Short exercise: Name every concern to data security that the internship page below says comes with storing and sharing data through the cloud.

Text:

____________

Internships

Open Calls

This page lists the internship projects currently available in the Center for Cybersecurity of Fondazione Bruno Kessler (FBK).

Procedure

  1. Application: submit your application for the internship project you are interested in using the designated online form and providing the required information. Make sure to apply before the specified deadline. You are advised not to apply to more than two projects at the same time.
  2. Selection: project supervisors will review the applications and choose the most suitable candidate. If needed, they may request an oral interview during the selection process. Each project is evaluated independently.
  3. Results: once the selection process is complete, all applicants (both selected and not selected) will be notified of the outcome for the specific project.

For general inquiries, you can email internships-cs@fbk.eu. If you have specific questions about a project, please reach out to the project supervisor directly.

Please note that applications sent via email will not be considered.

Projects are listed starting with those that have the earliest submission deadlines.

Trusted Execution Environments for Cryptographic Access Control ALEPH

ID: p-2025-aleph-3

Published on: Tuesday, 4 November 2025

Deadline for Applications: Wednesday, 31 December 2025 at 23:59

Description:

The possibility (and convenience) of storing and sharing data through the cloud entails a set of concerns to data security, such as the presence of external attackers, malicious insiders, and honest-but-curious cloud providers. Cryptographic Access Control (CAC) addresses these concerns but presents practical limitations, primarily due to the computational overhead of key management and user revocation. Stemming from a collaboration between the Center for Cybersecurity (CS) of FBK and the Ca' Foscari University of Venice (UniVE), a recently published article [1] proposes an abstract methodology to integrate Trusted Execution Environments (TEEs) with CAC and relieve such overhead. In this context, applicants would collaborate on extending the work in [1] by choosing one or more of the following activities:

  1. review the methodology in [1] and investigate its security. This activity may include the use of formal methods;
  2. implement and experimentally evaluate the performance of the methodology. This activity may include coding, interfacing with TEEs, and integration with tools implementing CAC such as CryptoAC [2].
This project provides the opportunity to acquire the fundamentals of scientific research, investigate and explore cutting-edge and relevant research topics, and engage in software engineering and development while allowing applicants to design, propose, and implement their own ideas.

Type: Internship + Thesis

Levels: BSc, MSc

Supervisors: Stefano Berlato (sberlato@fbk.eu), Matteo Busi

Prerequisites:

  • Basic understanding of cybersecurity principles.
  • Basic knowledge of programming and applied cryptography.
  • Knowledge of trusted execution environments and formal methods may be advantageous.

Objectives:

  • Familiarization and study of the context (i.e., cryptographic access control, trusted execution environments).
  • Investigation of possible extensions to the solution proposed in [1].
  • Implementation and evaluation of the chosen extensions.

____________

Data section:
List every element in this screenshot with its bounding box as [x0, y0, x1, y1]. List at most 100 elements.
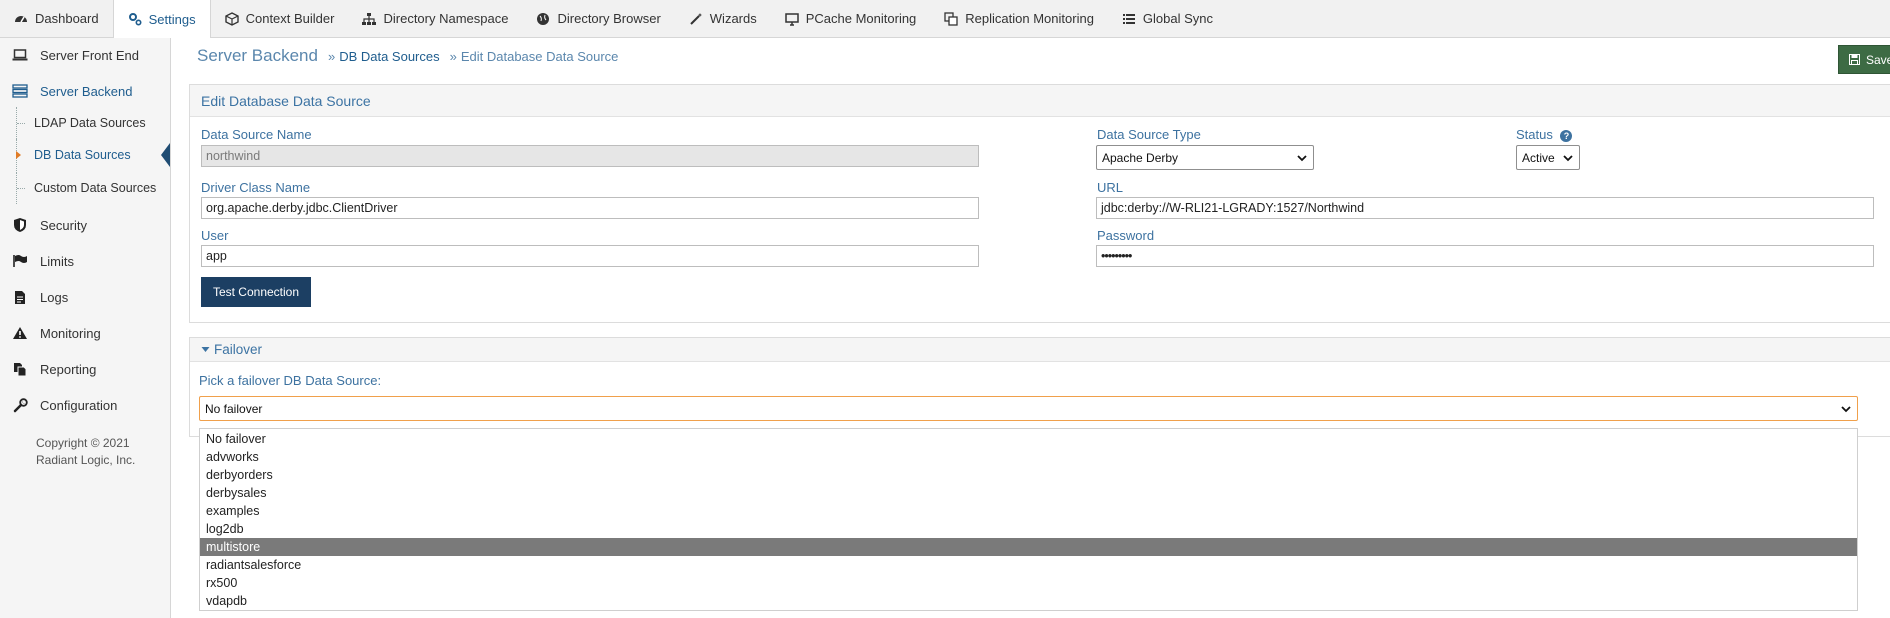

____________

In response:
- External attackers
- Malicious insiders
- Honest-but-curious cloud providers